Count the lines in the material below that contain the string "seismic", treating uppercase and lowercase as different. Reply with the number only.

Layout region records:
################

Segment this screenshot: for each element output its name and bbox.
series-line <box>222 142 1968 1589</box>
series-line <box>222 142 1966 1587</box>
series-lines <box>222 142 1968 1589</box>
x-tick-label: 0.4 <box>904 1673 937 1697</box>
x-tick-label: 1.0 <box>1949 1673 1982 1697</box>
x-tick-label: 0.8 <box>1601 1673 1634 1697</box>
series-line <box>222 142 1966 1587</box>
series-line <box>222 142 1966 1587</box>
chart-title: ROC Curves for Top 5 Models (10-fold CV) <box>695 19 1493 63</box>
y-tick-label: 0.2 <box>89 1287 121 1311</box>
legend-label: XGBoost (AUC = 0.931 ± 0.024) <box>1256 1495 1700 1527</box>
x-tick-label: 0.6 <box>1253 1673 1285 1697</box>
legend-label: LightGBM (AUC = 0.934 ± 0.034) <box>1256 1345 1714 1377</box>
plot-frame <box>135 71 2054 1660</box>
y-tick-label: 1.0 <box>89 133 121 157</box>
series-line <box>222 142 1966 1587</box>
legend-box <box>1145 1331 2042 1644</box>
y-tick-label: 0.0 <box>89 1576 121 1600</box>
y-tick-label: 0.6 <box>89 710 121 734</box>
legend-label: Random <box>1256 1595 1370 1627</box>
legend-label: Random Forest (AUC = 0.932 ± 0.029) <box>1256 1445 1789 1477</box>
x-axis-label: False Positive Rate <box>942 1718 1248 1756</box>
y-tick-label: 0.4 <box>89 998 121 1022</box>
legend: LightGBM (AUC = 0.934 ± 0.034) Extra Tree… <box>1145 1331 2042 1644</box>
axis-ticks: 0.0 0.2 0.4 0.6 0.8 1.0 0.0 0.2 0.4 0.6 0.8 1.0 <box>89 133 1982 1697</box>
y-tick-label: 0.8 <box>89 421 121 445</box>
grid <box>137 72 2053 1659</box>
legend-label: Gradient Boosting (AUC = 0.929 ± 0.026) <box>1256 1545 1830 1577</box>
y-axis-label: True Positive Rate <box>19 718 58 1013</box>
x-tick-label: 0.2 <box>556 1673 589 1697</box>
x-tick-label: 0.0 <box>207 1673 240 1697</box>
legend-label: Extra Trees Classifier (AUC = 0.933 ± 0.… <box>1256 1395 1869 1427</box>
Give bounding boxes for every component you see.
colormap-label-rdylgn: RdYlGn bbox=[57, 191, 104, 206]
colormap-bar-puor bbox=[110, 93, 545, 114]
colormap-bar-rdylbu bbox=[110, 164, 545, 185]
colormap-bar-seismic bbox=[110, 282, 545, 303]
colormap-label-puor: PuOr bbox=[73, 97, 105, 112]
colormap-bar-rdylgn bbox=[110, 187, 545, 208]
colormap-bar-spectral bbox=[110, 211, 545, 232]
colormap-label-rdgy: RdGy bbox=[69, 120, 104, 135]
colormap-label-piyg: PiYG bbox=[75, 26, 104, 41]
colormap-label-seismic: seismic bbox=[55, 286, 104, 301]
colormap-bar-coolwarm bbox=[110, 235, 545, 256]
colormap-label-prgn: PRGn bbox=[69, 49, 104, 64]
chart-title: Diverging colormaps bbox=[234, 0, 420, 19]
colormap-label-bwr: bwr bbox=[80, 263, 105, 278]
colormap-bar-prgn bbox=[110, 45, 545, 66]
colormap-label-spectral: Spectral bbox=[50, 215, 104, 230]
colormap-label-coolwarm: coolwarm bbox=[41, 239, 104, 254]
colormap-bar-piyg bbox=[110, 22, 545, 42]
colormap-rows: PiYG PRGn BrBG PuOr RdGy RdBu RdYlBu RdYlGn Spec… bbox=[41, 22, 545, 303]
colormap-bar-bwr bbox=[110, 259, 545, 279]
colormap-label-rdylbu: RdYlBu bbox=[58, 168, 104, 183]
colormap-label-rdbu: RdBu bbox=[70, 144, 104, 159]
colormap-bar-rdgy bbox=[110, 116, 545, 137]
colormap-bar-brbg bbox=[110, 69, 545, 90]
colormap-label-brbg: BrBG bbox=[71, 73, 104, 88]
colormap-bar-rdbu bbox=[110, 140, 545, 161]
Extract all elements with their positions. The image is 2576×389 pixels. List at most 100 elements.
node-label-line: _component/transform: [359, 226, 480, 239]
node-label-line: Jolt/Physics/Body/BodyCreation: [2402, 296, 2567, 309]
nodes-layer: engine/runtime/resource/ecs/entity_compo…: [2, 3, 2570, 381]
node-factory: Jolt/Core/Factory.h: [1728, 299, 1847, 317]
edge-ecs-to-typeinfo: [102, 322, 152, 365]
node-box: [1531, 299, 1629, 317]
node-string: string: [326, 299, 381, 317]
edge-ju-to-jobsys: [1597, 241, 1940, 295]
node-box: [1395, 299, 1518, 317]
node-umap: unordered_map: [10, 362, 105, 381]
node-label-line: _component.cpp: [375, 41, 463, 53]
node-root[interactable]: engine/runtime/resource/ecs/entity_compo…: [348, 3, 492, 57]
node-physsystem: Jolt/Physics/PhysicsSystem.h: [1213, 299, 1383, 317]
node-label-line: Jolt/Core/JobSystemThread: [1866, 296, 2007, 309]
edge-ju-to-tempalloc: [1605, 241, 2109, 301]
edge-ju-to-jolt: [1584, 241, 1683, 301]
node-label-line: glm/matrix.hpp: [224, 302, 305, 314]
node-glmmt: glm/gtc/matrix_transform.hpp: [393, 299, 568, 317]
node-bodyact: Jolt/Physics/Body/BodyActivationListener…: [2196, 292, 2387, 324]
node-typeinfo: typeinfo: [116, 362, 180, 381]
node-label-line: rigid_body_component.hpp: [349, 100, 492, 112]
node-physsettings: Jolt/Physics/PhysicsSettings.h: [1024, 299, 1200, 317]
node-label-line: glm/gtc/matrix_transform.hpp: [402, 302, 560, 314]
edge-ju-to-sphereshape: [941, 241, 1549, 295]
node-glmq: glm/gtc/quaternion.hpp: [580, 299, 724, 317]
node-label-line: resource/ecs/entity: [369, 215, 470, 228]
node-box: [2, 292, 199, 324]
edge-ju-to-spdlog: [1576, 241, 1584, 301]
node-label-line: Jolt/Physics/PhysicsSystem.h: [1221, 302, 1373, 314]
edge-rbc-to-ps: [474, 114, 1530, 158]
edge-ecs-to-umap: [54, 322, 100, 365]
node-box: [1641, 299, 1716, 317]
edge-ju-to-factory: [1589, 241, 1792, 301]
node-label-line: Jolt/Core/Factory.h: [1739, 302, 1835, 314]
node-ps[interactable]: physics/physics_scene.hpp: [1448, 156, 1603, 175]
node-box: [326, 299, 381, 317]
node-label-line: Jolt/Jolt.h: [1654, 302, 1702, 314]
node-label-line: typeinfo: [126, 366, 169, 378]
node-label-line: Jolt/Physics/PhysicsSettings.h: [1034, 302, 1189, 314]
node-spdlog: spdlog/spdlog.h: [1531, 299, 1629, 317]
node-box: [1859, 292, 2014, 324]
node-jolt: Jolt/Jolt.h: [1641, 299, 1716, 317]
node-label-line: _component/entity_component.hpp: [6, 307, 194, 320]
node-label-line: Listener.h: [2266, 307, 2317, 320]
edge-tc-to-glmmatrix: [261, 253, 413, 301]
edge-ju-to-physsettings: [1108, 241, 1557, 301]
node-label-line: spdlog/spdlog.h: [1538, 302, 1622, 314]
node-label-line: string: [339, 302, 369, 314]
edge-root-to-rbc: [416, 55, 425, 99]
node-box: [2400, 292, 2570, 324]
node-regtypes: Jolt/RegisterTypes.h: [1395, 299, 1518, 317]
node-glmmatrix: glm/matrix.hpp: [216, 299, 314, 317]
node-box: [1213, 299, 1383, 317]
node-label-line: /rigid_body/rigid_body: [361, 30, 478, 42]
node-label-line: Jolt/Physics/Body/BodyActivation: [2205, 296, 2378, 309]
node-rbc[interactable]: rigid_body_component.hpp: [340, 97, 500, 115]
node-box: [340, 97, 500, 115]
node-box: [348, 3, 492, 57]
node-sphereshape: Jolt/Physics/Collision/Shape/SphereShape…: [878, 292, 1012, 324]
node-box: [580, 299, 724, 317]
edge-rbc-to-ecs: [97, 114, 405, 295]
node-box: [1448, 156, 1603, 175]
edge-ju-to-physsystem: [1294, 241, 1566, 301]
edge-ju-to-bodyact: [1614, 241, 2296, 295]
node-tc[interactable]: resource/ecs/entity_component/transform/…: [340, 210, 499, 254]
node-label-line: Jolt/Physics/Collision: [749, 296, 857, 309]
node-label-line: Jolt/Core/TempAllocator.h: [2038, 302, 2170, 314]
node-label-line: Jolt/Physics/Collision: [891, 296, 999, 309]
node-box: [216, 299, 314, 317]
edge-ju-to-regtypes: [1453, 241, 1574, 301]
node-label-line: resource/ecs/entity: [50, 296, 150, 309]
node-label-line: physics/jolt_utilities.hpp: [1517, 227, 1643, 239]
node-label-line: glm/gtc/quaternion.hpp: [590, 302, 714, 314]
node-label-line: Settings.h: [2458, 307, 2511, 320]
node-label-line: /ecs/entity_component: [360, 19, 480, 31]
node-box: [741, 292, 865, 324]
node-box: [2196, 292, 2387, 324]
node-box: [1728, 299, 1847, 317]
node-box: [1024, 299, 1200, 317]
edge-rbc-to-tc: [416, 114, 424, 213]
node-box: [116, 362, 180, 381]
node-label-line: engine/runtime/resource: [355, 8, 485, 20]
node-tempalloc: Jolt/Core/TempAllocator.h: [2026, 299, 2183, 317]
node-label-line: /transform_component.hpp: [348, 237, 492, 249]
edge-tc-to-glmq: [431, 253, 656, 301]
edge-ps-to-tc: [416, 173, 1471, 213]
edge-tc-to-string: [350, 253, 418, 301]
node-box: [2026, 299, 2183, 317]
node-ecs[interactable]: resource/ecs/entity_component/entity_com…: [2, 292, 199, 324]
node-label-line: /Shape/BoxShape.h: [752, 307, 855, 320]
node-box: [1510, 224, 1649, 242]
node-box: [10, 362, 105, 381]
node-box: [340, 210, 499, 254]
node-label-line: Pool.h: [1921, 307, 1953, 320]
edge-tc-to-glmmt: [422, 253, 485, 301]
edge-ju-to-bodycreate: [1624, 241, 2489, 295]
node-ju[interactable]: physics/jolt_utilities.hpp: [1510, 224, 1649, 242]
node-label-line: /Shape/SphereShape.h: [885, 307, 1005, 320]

################

TASK ANSWER:
2